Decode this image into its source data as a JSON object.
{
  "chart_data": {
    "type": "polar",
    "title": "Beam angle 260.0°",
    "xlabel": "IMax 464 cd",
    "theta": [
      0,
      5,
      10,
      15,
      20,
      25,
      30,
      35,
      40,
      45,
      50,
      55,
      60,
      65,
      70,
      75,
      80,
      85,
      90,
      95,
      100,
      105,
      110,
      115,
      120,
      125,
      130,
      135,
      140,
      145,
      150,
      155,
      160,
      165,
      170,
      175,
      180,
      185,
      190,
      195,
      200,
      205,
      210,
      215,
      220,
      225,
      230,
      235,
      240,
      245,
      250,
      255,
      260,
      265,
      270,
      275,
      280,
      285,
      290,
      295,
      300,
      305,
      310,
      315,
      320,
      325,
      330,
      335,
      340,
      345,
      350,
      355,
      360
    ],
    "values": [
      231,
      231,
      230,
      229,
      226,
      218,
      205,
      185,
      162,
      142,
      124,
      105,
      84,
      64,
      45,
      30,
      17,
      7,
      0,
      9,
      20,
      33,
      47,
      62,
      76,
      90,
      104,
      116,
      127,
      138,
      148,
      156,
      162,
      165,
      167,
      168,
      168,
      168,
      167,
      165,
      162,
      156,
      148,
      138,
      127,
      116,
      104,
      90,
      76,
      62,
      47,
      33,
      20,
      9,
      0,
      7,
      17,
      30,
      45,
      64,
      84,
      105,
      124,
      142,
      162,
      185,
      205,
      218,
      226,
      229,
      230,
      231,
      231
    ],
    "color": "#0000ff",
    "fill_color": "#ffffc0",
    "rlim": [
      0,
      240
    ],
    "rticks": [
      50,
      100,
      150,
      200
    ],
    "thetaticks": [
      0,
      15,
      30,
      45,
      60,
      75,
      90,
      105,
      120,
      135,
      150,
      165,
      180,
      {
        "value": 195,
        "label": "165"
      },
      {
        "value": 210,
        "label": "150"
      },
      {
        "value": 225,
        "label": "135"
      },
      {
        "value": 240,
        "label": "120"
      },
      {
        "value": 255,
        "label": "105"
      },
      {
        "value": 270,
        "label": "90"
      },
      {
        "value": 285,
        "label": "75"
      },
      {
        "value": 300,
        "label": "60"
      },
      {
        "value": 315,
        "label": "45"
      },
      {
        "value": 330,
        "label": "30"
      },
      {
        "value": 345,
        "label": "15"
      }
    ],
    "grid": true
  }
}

### [Goal]
Write out the records shown above, exactly as they appear.

### [Output for this task]
Decode this image into its source data as a JSON object.
{
  "chart_data": {
    "type": "polar",
    "title": "Beam angle 260.0°",
    "xlabel": "IMax 464 cd",
    "theta": [
      0,
      5,
      10,
      15,
      20,
      25,
      30,
      35,
      40,
      45,
      50,
      55,
      60,
      65,
      70,
      75,
      80,
      85,
      90,
      95,
      100,
      105,
      110,
      115,
      120,
      125,
      130,
      135,
      140,
      145,
      150,
      155,
      160,
      165,
      170,
      175,
      180,
      185,
      190,
      195,
      200,
      205,
      210,
      215,
      220,
      225,
      230,
      235,
      240,
      245,
      250,
      255,
      260,
      265,
      270,
      275,
      280,
      285,
      290,
      295,
      300,
      305,
      310,
      315,
      320,
      325,
      330,
      335,
      340,
      345,
      350,
      355,
      360
    ],
    "values": [
      231,
      231,
      230,
      229,
      226,
      218,
      205,
      185,
      162,
      142,
      124,
      105,
      84,
      64,
      45,
      30,
      17,
      7,
      0,
      9,
      20,
      33,
      47,
      62,
      76,
      90,
      104,
      116,
      127,
      138,
      148,
      156,
      162,
      165,
      167,
      168,
      168,
      168,
      167,
      165,
      162,
      156,
      148,
      138,
      127,
      116,
      104,
      90,
      76,
      62,
      47,
      33,
      20,
      9,
      0,
      7,
      17,
      30,
      45,
      64,
      84,
      105,
      124,
      142,
      162,
      185,
      205,
      218,
      226,
      229,
      230,
      231,
      231
    ],
    "color": "#0000ff",
    "fill_color": "#ffffc0",
    "rlim": [
      0,
      240
    ],
    "rticks": [
      50,
      100,
      150,
      200
    ],
    "thetaticks": [
      0,
      15,
      30,
      45,
      60,
      75,
      90,
      105,
      120,
      135,
      150,
      165,
      180,
      {
        "value": 195,
        "label": "165"
      },
      {
        "value": 210,
        "label": "150"
      },
      {
        "value": 225,
        "label": "135"
      },
      {
        "value": 240,
        "label": "120"
      },
      {
        "value": 255,
        "label": "105"
      },
      {
        "value": 270,
        "label": "90"
      },
      {
        "value": 285,
        "label": "75"
      },
      {
        "value": 300,
        "label": "60"
      },
      {
        "value": 315,
        "label": "45"
      },
      {
        "value": 330,
        "label": "30"
      },
      {
        "value": 345,
        "label": "15"
      }
    ],
    "grid": true
  }
}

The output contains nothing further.